## STATED GOAL
Retype the whole listing, please, keeping every line exact and dropping the pictures.

## SUPPLIED MATERIAL
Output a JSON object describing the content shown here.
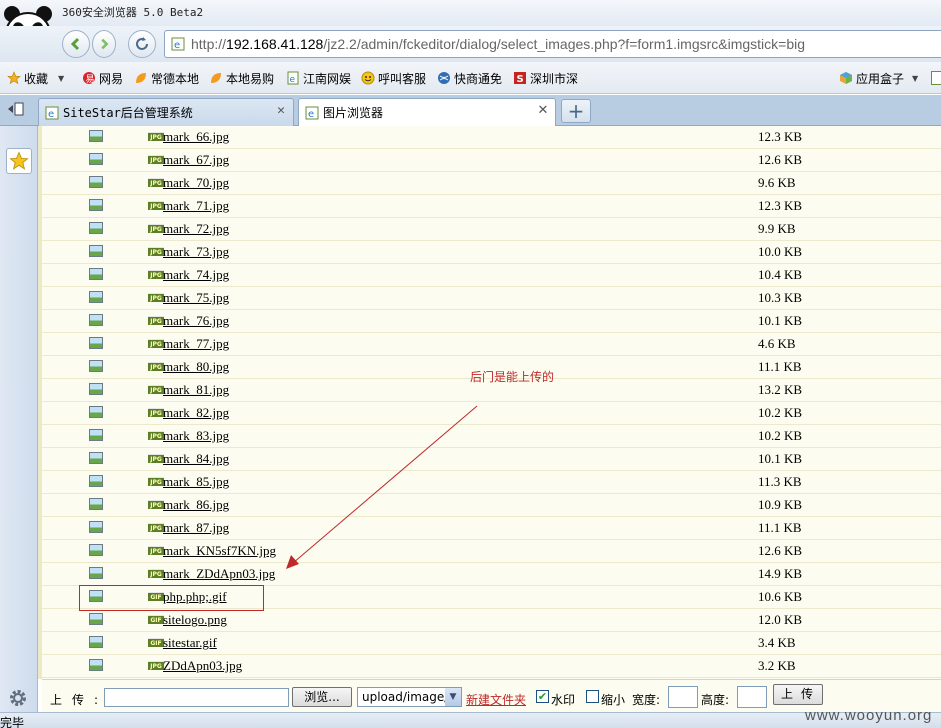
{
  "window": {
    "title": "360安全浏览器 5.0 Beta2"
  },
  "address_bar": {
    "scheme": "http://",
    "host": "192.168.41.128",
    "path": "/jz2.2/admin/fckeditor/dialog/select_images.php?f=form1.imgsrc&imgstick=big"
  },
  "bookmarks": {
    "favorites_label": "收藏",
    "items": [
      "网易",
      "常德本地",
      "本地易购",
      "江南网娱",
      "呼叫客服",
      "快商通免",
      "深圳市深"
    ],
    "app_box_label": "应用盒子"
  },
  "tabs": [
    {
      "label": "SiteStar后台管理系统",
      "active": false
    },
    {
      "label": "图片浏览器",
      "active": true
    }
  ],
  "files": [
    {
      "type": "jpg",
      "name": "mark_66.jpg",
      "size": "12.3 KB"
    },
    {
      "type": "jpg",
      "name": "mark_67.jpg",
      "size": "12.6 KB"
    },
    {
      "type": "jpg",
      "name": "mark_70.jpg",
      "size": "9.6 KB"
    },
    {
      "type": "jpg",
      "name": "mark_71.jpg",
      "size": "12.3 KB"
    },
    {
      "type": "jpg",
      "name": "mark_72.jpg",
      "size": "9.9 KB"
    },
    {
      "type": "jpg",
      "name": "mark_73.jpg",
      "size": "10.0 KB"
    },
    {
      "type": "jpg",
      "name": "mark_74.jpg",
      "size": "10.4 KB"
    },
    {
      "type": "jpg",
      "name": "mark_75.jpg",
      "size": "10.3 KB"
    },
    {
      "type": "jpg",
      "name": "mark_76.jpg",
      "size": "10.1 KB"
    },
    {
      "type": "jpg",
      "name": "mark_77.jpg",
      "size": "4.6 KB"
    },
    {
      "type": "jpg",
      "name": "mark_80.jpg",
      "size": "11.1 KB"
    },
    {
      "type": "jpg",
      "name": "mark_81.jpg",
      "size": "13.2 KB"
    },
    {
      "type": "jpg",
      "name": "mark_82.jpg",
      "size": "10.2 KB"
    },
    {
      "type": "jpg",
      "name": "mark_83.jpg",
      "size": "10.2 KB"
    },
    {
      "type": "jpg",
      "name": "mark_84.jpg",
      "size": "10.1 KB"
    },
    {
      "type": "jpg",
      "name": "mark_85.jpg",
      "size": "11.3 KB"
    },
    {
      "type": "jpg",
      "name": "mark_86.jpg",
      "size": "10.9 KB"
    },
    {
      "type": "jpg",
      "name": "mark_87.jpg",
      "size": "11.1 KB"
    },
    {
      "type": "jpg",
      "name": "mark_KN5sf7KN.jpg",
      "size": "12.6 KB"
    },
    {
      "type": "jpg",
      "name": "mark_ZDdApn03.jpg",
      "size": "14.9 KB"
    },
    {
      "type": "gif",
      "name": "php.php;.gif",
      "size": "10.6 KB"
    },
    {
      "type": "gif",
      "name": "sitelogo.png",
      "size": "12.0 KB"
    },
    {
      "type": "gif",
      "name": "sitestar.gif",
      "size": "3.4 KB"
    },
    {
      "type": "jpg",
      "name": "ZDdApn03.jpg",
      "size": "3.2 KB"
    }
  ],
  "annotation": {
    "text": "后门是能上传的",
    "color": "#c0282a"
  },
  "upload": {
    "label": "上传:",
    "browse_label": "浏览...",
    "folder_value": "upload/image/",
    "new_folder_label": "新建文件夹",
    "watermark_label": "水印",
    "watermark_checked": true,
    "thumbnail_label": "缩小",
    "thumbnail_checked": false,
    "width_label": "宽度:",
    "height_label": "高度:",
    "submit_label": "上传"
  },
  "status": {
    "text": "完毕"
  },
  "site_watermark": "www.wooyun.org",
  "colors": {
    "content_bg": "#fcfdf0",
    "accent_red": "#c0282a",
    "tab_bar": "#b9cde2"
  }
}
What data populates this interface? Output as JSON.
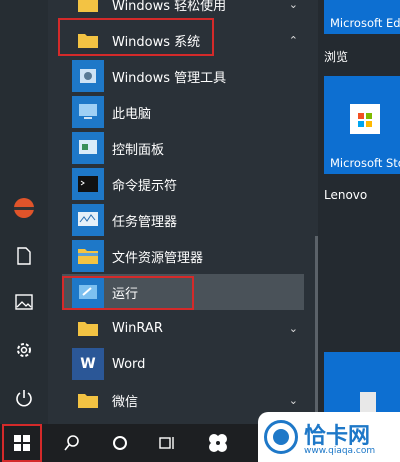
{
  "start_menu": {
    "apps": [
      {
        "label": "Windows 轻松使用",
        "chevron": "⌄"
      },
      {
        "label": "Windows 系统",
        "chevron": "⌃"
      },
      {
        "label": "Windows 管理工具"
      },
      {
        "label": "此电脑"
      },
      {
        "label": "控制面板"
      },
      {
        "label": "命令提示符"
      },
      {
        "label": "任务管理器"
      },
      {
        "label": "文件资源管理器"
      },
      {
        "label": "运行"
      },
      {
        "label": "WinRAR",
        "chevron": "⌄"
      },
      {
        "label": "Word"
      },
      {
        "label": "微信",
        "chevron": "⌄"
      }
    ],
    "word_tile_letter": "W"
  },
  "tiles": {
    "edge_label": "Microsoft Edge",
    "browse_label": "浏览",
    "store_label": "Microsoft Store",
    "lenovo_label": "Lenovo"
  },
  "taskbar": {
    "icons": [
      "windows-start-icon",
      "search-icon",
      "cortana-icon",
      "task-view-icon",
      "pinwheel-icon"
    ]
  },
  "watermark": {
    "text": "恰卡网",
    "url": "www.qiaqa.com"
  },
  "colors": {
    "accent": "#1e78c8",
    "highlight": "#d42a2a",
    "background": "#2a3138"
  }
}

## SOLUTION
Output a JSON object describing the content shown here.
{
  "window": {
    "title": "360安全浏览器 5.0 Beta2"
  },
  "address_bar": {
    "scheme": "http://",
    "host": "192.168.41.128",
    "path": "/jz2.2/admin/fckeditor/dialog/select_images.php?f=form1.imgsrc&imgstick=big"
  },
  "bookmarks": {
    "favorites_label": "收藏",
    "items": [
      "网易",
      "常德本地",
      "本地易购",
      "江南网娱",
      "呼叫客服",
      "快商通免",
      "深圳市深"
    ],
    "app_box_label": "应用盒子"
  },
  "tabs": [
    {
      "label": "SiteStar后台管理系统",
      "active": false
    },
    {
      "label": "图片浏览器",
      "active": true
    }
  ],
  "files": [
    {
      "type": "jpg",
      "name": "mark_66.jpg",
      "size": "12.3 KB"
    },
    {
      "type": "jpg",
      "name": "mark_67.jpg",
      "size": "12.6 KB"
    },
    {
      "type": "jpg",
      "name": "mark_70.jpg",
      "size": "9.6 KB"
    },
    {
      "type": "jpg",
      "name": "mark_71.jpg",
      "size": "12.3 KB"
    },
    {
      "type": "jpg",
      "name": "mark_72.jpg",
      "size": "9.9 KB"
    },
    {
      "type": "jpg",
      "name": "mark_73.jpg",
      "size": "10.0 KB"
    },
    {
      "type": "jpg",
      "name": "mark_74.jpg",
      "size": "10.4 KB"
    },
    {
      "type": "jpg",
      "name": "mark_75.jpg",
      "size": "10.3 KB"
    },
    {
      "type": "jpg",
      "name": "mark_76.jpg",
      "size": "10.1 KB"
    },
    {
      "type": "jpg",
      "name": "mark_77.jpg",
      "size": "4.6 KB"
    },
    {
      "type": "jpg",
      "name": "mark_80.jpg",
      "size": "11.1 KB"
    },
    {
      "type": "jpg",
      "name": "mark_81.jpg",
      "size": "13.2 KB"
    },
    {
      "type": "jpg",
      "name": "mark_82.jpg",
      "size": "10.2 KB"
    },
    {
      "type": "jpg",
      "name": "mark_83.jpg",
      "size": "10.2 KB"
    },
    {
      "type": "jpg",
      "name": "mark_84.jpg",
      "size": "10.1 KB"
    },
    {
      "type": "jpg",
      "name": "mark_85.jpg",
      "size": "11.3 KB"
    },
    {
      "type": "jpg",
      "name": "mark_86.jpg",
      "size": "10.9 KB"
    },
    {
      "type": "jpg",
      "name": "mark_87.jpg",
      "size": "11.1 KB"
    },
    {
      "type": "jpg",
      "name": "mark_KN5sf7KN.jpg",
      "size": "12.6 KB"
    },
    {
      "type": "jpg",
      "name": "mark_ZDdApn03.jpg",
      "size": "14.9 KB"
    },
    {
      "type": "gif",
      "name": "php.php;.gif",
      "size": "10.6 KB"
    },
    {
      "type": "gif",
      "name": "sitelogo.png",
      "size": "12.0 KB"
    },
    {
      "type": "gif",
      "name": "sitestar.gif",
      "size": "3.4 KB"
    },
    {
      "type": "jpg",
      "name": "ZDdApn03.jpg",
      "size": "3.2 KB"
    }
  ],
  "annotation": {
    "text": "后门是能上传的",
    "color": "#c0282a"
  },
  "upload": {
    "label": "上传:",
    "browse_label": "浏览...",
    "folder_value": "upload/image/",
    "new_folder_label": "新建文件夹",
    "watermark_label": "水印",
    "watermark_checked": true,
    "thumbnail_label": "缩小",
    "thumbnail_checked": false,
    "width_label": "宽度:",
    "height_label": "高度:",
    "submit_label": "上传"
  },
  "status": {
    "text": "完毕"
  },
  "site_watermark": "www.wooyun.org",
  "colors": {
    "content_bg": "#fcfdf0",
    "accent_red": "#c0282a",
    "tab_bar": "#b9cde2"
  }
}
What data populates this interface? Output as JSON.
{
  "start_menu": {
    "apps": [
      {
        "label": "Windows 轻松使用",
        "chevron": "⌄"
      },
      {
        "label": "Windows 系统",
        "chevron": "⌃"
      },
      {
        "label": "Windows 管理工具"
      },
      {
        "label": "此电脑"
      },
      {
        "label": "控制面板"
      },
      {
        "label": "命令提示符"
      },
      {
        "label": "任务管理器"
      },
      {
        "label": "文件资源管理器"
      },
      {
        "label": "运行"
      },
      {
        "label": "WinRAR",
        "chevron": "⌄"
      },
      {
        "label": "Word"
      },
      {
        "label": "微信",
        "chevron": "⌄"
      }
    ],
    "word_tile_letter": "W"
  },
  "tiles": {
    "edge_label": "Microsoft Edge",
    "browse_label": "浏览",
    "store_label": "Microsoft Store",
    "lenovo_label": "Lenovo"
  },
  "taskbar": {
    "icons": [
      "windows-start-icon",
      "search-icon",
      "cortana-icon",
      "task-view-icon",
      "pinwheel-icon"
    ]
  },
  "watermark": {
    "text": "恰卡网",
    "url": "www.qiaqa.com"
  },
  "colors": {
    "accent": "#1e78c8",
    "highlight": "#d42a2a",
    "background": "#2a3138"
  }
}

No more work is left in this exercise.